Records from a dataset:
————————
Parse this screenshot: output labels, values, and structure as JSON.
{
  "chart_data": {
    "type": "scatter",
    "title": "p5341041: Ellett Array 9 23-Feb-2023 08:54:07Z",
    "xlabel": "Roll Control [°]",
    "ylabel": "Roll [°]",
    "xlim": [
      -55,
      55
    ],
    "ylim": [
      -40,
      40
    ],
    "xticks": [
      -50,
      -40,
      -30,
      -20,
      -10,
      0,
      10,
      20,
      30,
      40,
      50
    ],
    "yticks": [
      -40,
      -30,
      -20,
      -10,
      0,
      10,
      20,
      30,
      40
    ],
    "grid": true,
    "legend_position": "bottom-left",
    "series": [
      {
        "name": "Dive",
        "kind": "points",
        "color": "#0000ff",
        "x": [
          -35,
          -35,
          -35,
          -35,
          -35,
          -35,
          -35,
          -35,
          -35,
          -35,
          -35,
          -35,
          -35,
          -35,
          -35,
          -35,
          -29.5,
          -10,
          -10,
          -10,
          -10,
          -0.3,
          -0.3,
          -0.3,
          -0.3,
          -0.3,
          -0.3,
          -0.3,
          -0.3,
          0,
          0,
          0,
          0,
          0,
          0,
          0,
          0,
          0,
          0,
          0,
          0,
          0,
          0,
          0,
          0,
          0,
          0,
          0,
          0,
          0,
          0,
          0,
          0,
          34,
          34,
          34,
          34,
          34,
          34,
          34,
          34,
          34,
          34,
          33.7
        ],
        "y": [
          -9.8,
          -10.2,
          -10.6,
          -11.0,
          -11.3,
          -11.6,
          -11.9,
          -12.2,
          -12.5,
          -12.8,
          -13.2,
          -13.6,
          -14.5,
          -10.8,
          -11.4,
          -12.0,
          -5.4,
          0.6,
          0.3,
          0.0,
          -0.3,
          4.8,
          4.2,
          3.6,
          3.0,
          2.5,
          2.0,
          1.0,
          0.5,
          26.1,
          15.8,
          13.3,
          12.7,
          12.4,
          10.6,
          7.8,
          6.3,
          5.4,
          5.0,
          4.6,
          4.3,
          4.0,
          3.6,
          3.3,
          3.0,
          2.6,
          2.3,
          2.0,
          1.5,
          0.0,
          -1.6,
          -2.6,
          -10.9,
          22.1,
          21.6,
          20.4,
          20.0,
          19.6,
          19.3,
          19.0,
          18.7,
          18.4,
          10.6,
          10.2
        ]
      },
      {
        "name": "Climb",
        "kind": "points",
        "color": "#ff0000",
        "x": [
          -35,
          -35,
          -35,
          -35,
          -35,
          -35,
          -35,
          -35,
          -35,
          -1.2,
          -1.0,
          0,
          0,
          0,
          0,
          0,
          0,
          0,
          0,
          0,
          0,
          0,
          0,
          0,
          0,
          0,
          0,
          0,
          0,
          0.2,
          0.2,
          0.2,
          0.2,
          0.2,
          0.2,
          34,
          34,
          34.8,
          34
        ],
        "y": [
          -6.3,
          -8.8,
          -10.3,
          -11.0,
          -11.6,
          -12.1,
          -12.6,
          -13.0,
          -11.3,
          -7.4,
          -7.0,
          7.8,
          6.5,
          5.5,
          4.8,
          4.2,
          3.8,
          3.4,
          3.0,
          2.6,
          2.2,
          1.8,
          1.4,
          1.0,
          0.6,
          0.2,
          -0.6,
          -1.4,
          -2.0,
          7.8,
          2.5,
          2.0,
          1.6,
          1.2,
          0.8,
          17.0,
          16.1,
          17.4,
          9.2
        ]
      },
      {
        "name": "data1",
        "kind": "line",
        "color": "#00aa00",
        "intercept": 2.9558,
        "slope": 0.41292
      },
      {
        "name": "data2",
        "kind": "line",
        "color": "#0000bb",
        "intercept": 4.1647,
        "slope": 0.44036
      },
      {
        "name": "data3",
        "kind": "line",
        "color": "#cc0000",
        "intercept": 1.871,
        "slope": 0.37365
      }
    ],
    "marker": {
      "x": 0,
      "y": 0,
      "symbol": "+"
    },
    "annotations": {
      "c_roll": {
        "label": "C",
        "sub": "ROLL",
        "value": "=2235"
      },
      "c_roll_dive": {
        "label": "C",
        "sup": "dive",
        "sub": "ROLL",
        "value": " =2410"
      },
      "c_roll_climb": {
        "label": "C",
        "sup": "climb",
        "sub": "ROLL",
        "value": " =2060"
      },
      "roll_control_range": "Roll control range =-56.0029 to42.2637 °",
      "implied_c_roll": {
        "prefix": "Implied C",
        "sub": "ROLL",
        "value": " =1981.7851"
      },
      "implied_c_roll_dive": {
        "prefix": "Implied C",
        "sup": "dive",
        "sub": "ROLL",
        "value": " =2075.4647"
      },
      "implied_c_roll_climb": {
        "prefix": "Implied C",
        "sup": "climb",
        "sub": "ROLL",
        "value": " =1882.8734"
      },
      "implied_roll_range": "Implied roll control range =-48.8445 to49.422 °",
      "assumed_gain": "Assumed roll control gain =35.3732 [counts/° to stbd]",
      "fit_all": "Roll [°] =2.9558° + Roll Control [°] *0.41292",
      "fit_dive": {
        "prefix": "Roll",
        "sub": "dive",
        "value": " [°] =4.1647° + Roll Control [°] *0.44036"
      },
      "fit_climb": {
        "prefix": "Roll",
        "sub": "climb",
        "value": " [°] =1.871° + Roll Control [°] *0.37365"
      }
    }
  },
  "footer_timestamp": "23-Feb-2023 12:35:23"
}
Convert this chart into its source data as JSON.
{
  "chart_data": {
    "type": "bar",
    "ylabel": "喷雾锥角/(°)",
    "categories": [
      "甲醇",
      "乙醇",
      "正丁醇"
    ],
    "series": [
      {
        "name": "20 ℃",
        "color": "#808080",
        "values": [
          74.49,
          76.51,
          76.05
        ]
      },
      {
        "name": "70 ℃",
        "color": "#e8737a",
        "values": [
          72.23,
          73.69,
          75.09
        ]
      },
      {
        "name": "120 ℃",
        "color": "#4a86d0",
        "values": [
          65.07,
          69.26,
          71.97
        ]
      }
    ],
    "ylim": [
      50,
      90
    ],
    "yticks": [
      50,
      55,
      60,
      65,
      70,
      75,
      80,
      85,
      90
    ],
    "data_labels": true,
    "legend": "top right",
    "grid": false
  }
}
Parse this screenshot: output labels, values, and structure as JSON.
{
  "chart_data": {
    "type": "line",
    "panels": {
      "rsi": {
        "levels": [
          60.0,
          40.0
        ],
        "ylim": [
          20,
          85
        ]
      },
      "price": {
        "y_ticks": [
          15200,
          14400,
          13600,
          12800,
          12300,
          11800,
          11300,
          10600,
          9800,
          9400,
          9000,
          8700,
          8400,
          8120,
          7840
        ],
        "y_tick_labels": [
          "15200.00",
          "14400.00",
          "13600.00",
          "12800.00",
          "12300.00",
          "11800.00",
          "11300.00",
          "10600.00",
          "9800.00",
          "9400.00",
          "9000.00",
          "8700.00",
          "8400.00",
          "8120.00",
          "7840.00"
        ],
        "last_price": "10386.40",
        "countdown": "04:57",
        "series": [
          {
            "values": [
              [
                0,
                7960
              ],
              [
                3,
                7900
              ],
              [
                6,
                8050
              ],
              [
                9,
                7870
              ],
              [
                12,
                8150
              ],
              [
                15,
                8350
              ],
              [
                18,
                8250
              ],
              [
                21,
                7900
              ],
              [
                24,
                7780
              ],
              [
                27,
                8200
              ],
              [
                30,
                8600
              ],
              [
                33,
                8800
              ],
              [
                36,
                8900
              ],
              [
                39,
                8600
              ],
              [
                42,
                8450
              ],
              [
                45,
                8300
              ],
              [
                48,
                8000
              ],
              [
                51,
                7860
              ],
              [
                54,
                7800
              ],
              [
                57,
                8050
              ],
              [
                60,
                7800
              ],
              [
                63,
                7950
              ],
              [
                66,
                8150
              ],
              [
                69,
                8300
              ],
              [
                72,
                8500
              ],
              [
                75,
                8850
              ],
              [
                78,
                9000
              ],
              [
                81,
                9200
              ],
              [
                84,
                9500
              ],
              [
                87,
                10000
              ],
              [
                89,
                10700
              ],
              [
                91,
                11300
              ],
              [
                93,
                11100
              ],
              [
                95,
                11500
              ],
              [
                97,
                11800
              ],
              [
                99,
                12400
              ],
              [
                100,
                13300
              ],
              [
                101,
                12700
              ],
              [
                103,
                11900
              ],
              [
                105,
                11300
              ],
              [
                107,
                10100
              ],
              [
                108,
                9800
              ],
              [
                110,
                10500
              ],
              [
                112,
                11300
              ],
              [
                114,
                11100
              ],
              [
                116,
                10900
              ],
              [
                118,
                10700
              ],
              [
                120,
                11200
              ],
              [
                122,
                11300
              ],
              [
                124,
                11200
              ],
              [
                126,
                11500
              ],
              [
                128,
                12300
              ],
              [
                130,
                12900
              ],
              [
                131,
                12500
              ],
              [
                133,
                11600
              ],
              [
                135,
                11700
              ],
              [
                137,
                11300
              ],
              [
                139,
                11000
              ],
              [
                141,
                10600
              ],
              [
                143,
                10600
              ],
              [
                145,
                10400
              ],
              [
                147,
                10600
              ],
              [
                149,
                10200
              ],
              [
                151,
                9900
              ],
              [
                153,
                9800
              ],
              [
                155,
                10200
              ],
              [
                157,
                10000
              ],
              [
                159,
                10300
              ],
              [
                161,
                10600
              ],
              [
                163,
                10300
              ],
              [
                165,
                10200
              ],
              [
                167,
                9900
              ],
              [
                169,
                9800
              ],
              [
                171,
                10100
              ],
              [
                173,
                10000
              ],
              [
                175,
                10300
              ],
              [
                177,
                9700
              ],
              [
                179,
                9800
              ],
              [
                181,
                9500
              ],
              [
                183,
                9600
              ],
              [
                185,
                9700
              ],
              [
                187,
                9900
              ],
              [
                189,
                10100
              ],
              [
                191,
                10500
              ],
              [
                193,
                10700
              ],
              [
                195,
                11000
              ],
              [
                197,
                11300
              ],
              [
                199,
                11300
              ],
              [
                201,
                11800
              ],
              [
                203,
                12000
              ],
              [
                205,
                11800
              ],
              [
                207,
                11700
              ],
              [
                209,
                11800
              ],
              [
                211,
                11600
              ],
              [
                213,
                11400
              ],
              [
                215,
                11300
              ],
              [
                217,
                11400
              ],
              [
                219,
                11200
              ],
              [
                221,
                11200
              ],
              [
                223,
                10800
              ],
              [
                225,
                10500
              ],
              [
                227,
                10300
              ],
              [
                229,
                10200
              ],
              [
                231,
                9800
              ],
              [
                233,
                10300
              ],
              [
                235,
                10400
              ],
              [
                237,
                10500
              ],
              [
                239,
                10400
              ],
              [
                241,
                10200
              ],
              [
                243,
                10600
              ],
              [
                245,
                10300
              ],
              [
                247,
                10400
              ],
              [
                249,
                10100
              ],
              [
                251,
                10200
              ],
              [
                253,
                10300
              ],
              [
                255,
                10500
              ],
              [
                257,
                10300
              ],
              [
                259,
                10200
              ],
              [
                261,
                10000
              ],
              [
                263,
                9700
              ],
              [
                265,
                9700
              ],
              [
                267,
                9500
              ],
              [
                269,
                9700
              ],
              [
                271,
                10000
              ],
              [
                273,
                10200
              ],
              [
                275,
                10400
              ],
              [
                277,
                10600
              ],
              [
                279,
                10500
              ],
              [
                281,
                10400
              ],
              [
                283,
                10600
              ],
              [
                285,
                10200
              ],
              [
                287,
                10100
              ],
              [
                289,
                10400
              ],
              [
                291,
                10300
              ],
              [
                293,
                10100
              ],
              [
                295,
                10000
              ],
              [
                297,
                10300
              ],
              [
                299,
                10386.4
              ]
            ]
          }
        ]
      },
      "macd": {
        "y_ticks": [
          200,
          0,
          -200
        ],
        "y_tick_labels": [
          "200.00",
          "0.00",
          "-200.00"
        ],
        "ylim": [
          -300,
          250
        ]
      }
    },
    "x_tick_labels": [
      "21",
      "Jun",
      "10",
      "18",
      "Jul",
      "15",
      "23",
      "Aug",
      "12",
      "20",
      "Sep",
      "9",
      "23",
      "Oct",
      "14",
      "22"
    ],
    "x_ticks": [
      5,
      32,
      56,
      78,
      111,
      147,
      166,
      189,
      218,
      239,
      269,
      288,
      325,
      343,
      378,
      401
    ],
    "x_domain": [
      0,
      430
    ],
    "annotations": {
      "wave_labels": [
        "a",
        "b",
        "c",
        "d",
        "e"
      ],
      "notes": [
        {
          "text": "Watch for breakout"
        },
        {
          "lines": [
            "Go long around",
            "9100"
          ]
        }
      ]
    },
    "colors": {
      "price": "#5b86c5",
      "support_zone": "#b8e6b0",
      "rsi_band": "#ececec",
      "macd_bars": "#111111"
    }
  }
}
————————
### Task to complete
Select all lines in the listing that include the word "range".

### Answer to the problem
      "roll_control_range": "Roll control range =-56.0029 to42.2637 °",
      "implied_roll_range": "Implied roll control range =-48.8445 to49.422 °",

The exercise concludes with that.